** BEGIN Material **

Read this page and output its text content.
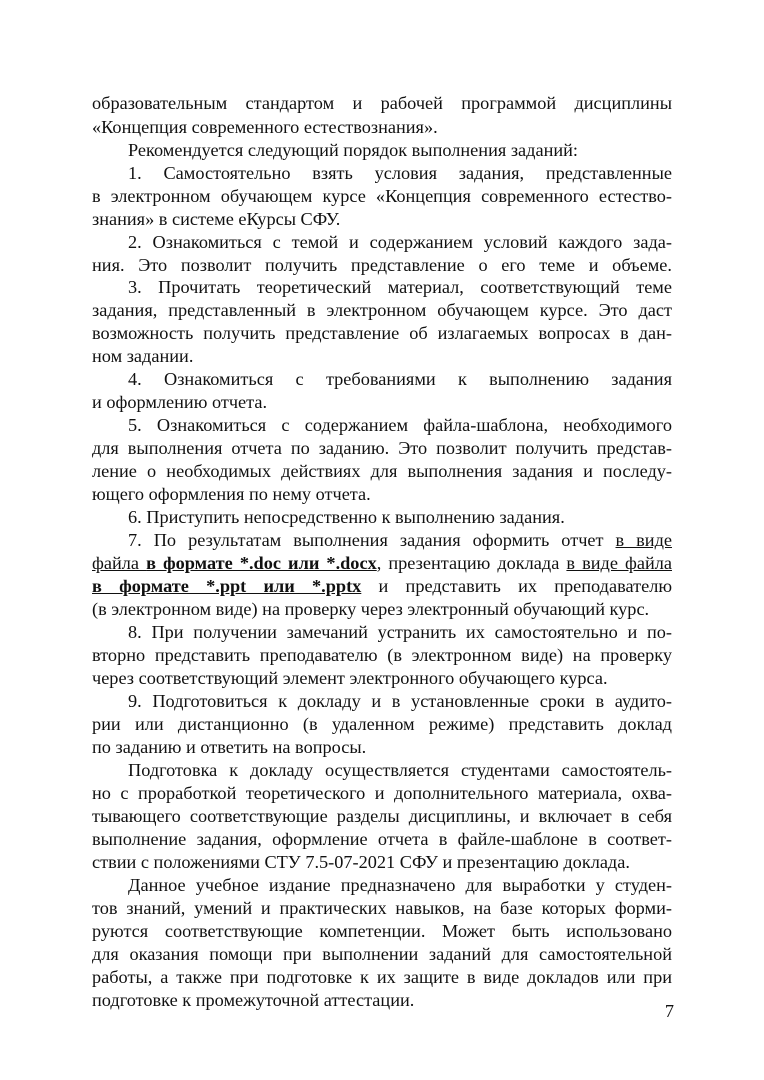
образовательным стандартом и рабочей программой дисциплины
«Концепция современного естествознания».
Рекомендуется следующий порядок выполнения заданий:
1. Самостоятельно взять условия задания, представленные
в электронном обучающем курсе «Концепция современного естество-
знания» в системе еКурсы СФУ.
2. Ознакомиться с темой и содержанием условий каждого зада-
ния. Это позволит получить представление о его теме и объеме.
3. Прочитать теоретический материал, соответствующий теме
задания, представленный в электронном обучающем курсе. Это даст
возможность получить представление об излагаемых вопросах в дан-
ном задании.
4. Ознакомиться с требованиями к выполнению задания
и оформлению отчета.
5. Ознакомиться с содержанием файла-шаблона, необходимого
для выполнения отчета по заданию. Это позволит получить представ-
ление о необходимых действиях для выполнения задания и последу-
ющего оформления по нему отчета.
6. Приступить непосредственно к выполнению задания.
7. По результатам выполнения задания оформить отчет в виде
файла в формате *.doc или *.docx, презентацию доклада в виде файла
в формате *.ppt или *.pptx и представить их преподавателю
(в электронном виде) на проверку через электронный обучающий курс.
8. При получении замечаний устранить их самостоятельно и по-
вторно представить преподавателю (в электронном виде) на проверку
через соответствующий элемент электронного обучающего курса.
9. Подготовиться к докладу и в установленные сроки в аудито-
рии или дистанционно (в удаленном режиме) представить доклад
по заданию и ответить на вопросы.
Подготовка к докладу осуществляется студентами самостоятель-
но с проработкой теоретического и дополнительного материала, охва-
тывающего соответствующие разделы дисциплины, и включает в себя
выполнение задания, оформление отчета в файле-шаблоне в соответ-
ствии с положениями СТУ 7.5-07-2021 СФУ и презентацию доклада.
Данное учебное издание предназначено для выработки у студен-
тов знаний, умений и практических навыков, на базе которых форми-
руются соответствующие компетенции. Может быть использовано
для оказания помощи при выполнении заданий для самостоятельной
работы, а также при подготовке к их защите в виде докладов или при
подготовке к промежуточной аттестации.
7
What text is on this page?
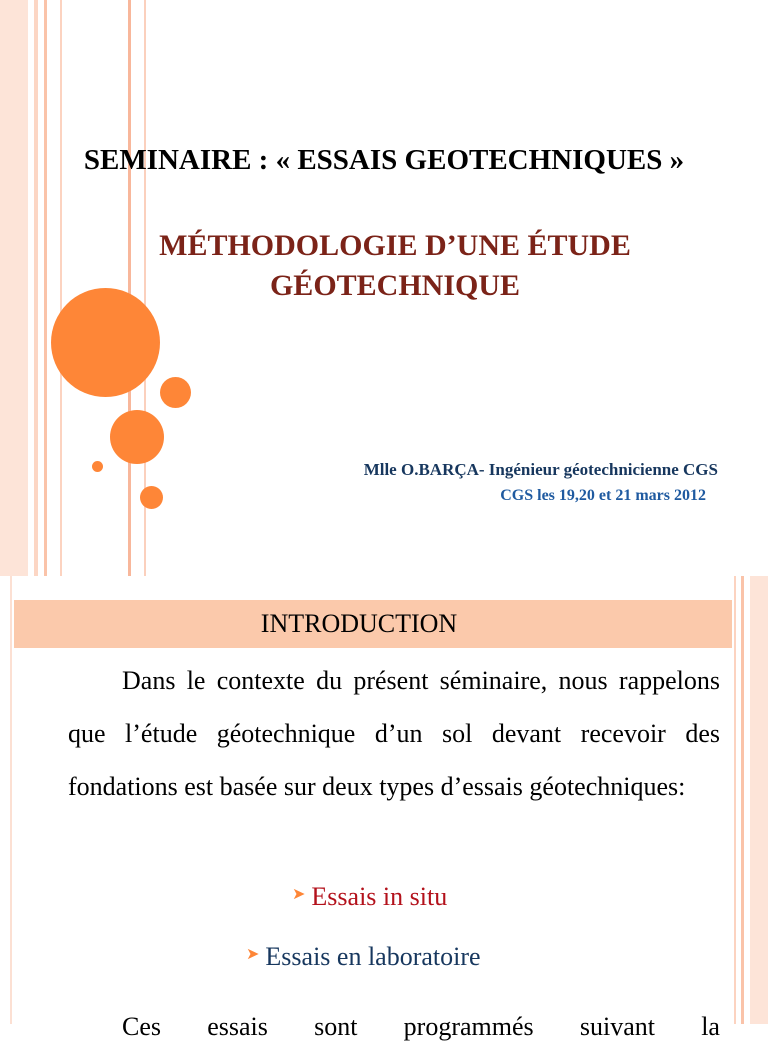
SEMINAIRE : « ESSAIS GEOTECHNIQUES »
MÉTHODOLOGIE D’UNE ÉTUDE
GÉOTECHNIQUE

Mlle O.BARÇA- Ingénieur géotechnicienne CGS

CGS les 19,20 et 21 mars 2012

INTRODUCTION

Dans le contexte du présent séminaire, nous rappelons que l’étude géotechnique d’un sol devant recevoir des fondations est basée sur deux types d’essais géotechniques:

➤ Essais in situ

➤ Essais en laboratoire

Ces essais sont programmés suivant la
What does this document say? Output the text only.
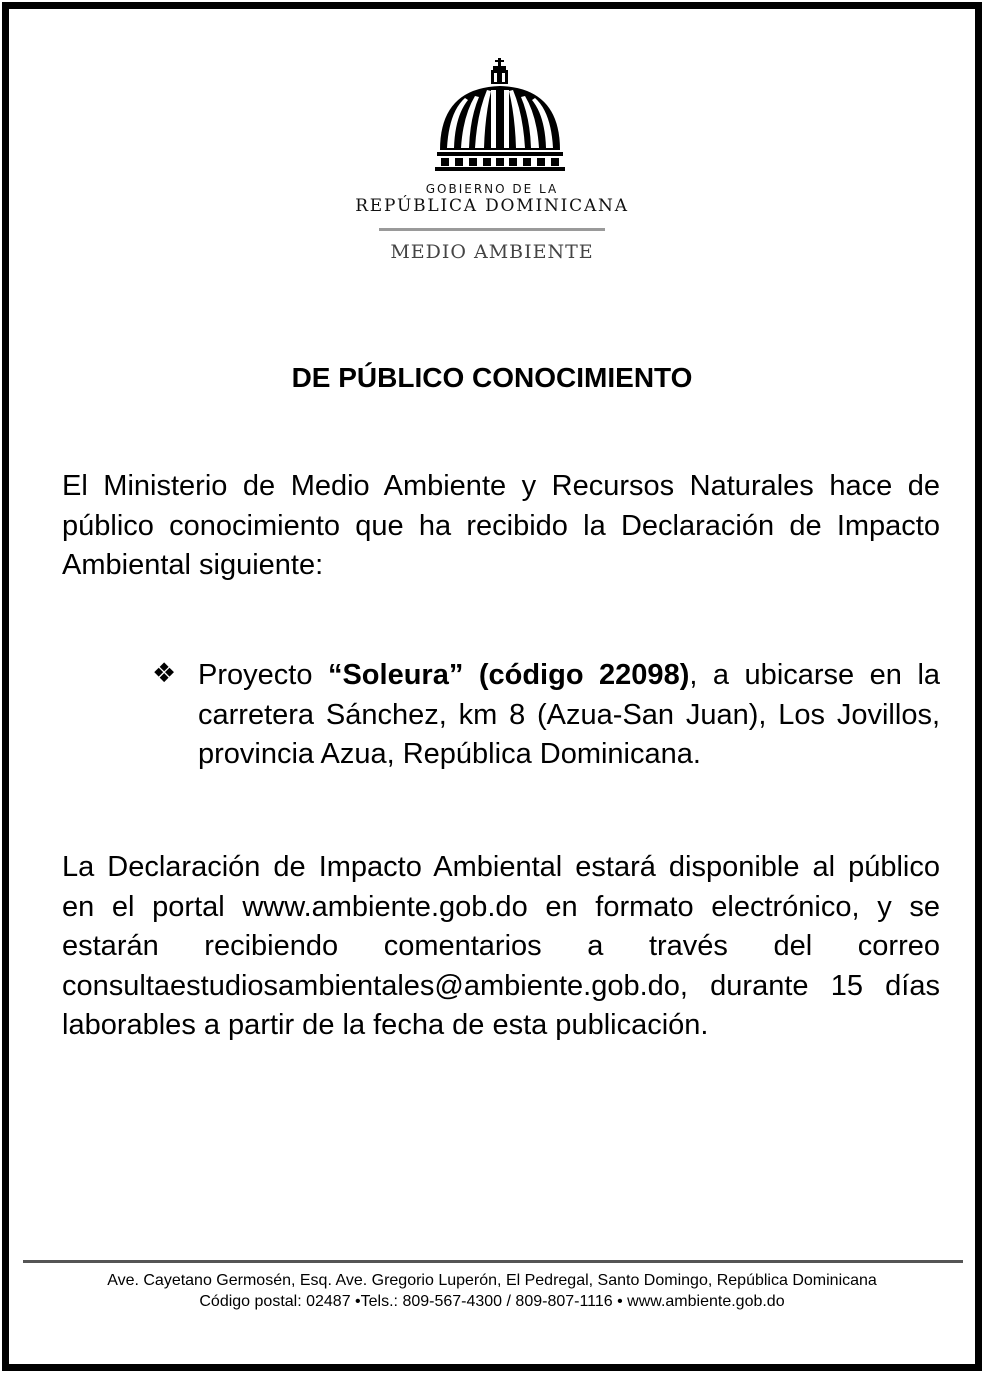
GOBIERNO DE LA
REPÚBLICA DOMINICANA
MEDIO AMBIENTE
DE PÚBLICO CONOCIMIENTO
El Ministerio de Medio Ambiente y Recursos Naturales hace de público conocimiento que ha recibido la Declaración de Impacto Ambiental siguiente:
❖ Proyecto “Soleura” (código 22098), a ubicarse en la carretera Sánchez, km 8 (Azua-San Juan), Los Jovillos, provincia Azua, República Dominicana.
La Declaración de Impacto Ambiental estará disponible al público en el portal www.ambiente.gob.do en formato electrónico, y se estarán recibiendo comentarios a través del correo consultaestudiosambientales@ambiente.gob.do, durante 15 días laborables a partir de la fecha de esta publicación.
Ave. Cayetano Germosén, Esq. Ave. Gregorio Luperón, El Pedregal, Santo Domingo, República Dominicana
Código postal: 02487 •Tels.: 809-567-4300 / 809-807-1116 • www.ambiente.gob.do
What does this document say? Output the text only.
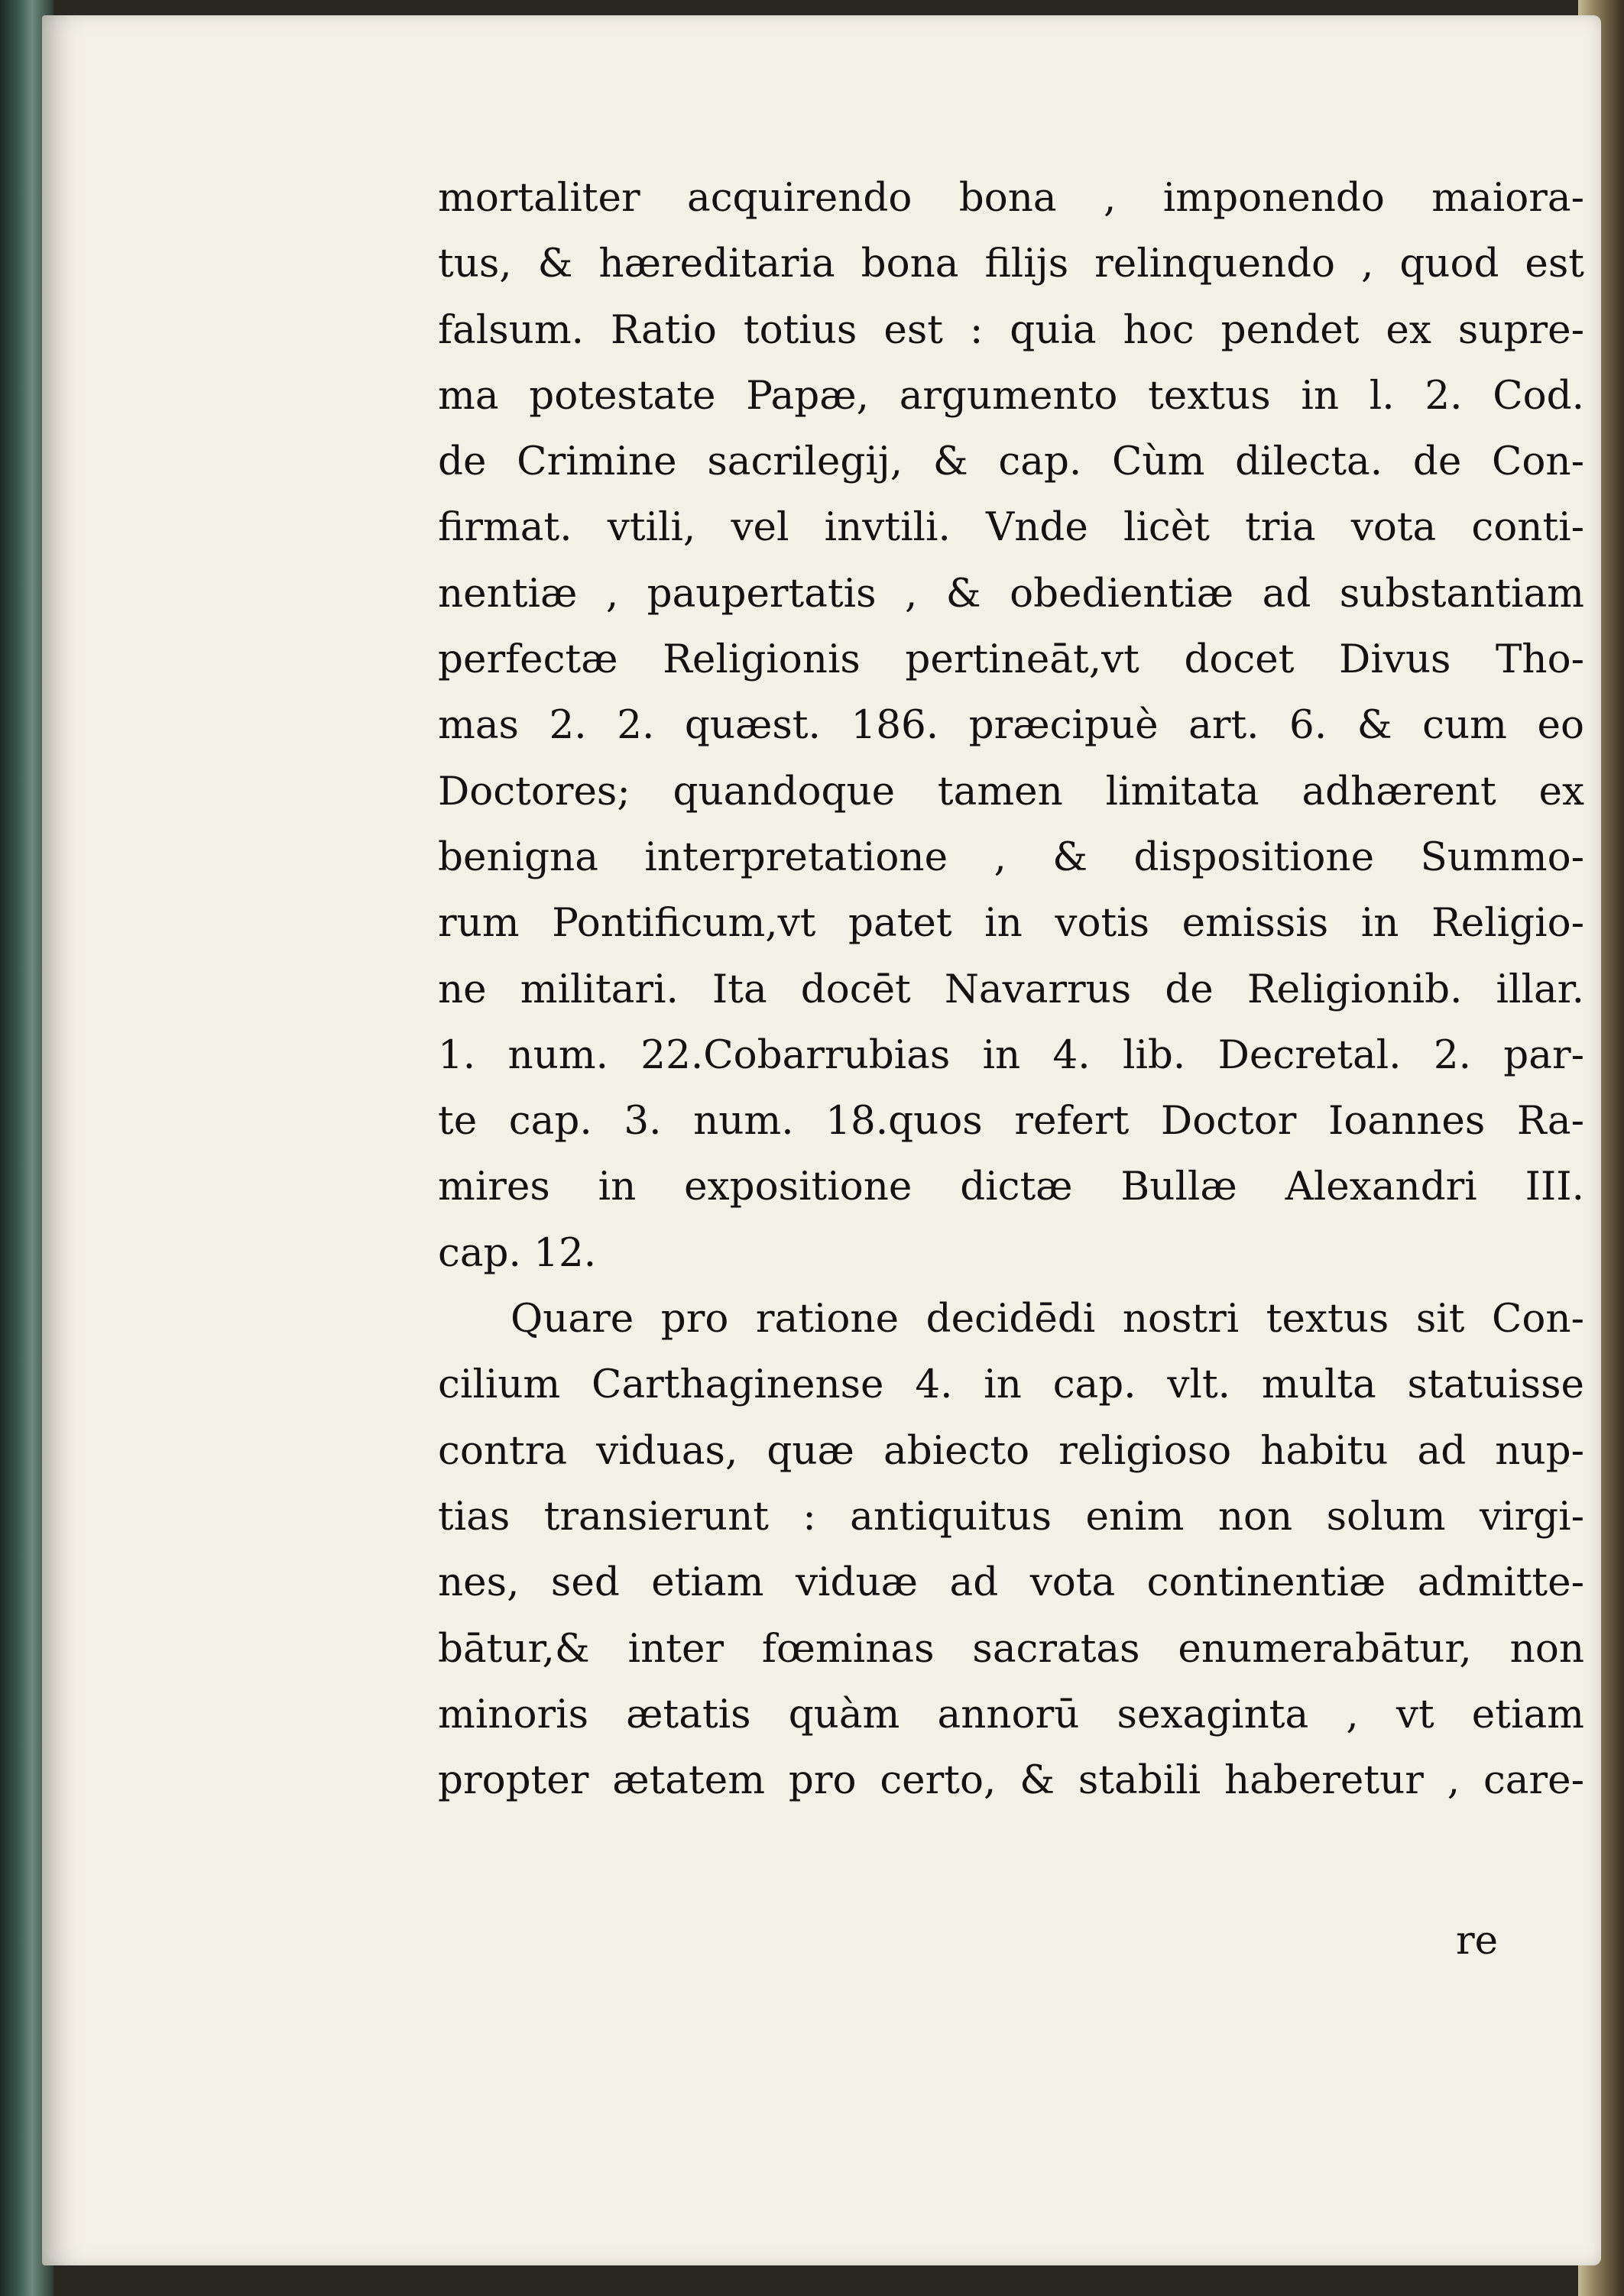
mortaliter acquirendo bona , imponendo maiora-
tus, & hæreditaria bona filijs relinquendo , quod est
falsum. Ratio totius est : quia hoc pendet ex supre-
ma potestate Papæ, argumento textus in l. 2. Cod.
de Crimine sacrilegij, & cap. Cùm dilecta. de Con-
firmat. vtili, vel invtili. Vnde licèt tria vota conti-
nentiæ , paupertatis , & obedientiæ ad substantiam
perfectæ Religionis pertineāt,vt docet Divus Tho-
mas 2. 2. quæst. 186. præcipuè art. 6. & cum eo
Doctores; quandoque tamen limitata adhærent ex
benigna interpretatione , & dispositione Summo-
rum Pontificum,vt patet in votis emissis in Religio-
ne militari. Ita docēt Navarrus de Religionib. illar.
1. num. 22.Cobarrubias in 4. lib. Decretal. 2. par-
te cap. 3. num. 18.quos refert Doctor Ioannes Ra-
mires in expositione dictæ Bullæ Alexandri III.
cap. 12.
Quare pro ratione decidēdi nostri textus sit Con-
cilium Carthaginense 4. in cap. vlt. multa statuisse
contra viduas, quæ abiecto religioso habitu ad nup-
tias transierunt : antiquitus enim non solum virgi-
nes, sed etiam viduæ ad vota continentiæ admitte-
bātur,& inter fœminas sacratas enumerabātur, non
minoris ætatis quàm annorū sexaginta , vt etiam
propter ætatem pro certo, & stabili haberetur , care-
re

** END Material **

*Task:* Copy every line in the entries above that has the string "vota" in it.

*Result:*
firmat. vtili, vel invtili. Vnde licèt tria vota conti-
nes, sed etiam viduæ ad vota continentiæ admitte-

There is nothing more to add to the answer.